======== Supplied material ========
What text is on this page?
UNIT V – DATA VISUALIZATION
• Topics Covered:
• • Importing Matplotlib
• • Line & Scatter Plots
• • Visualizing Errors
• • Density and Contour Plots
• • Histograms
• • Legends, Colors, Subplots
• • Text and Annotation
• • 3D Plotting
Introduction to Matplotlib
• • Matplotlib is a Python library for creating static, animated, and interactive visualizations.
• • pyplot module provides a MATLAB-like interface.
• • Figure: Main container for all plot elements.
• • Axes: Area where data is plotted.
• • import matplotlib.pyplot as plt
========
Search the lines above for the string "pyplot" and copy each line that has it.

◆ Result of this task:
• • pyplot module provides a MATLAB-like interface.
• • import matplotlib.pyplot as plt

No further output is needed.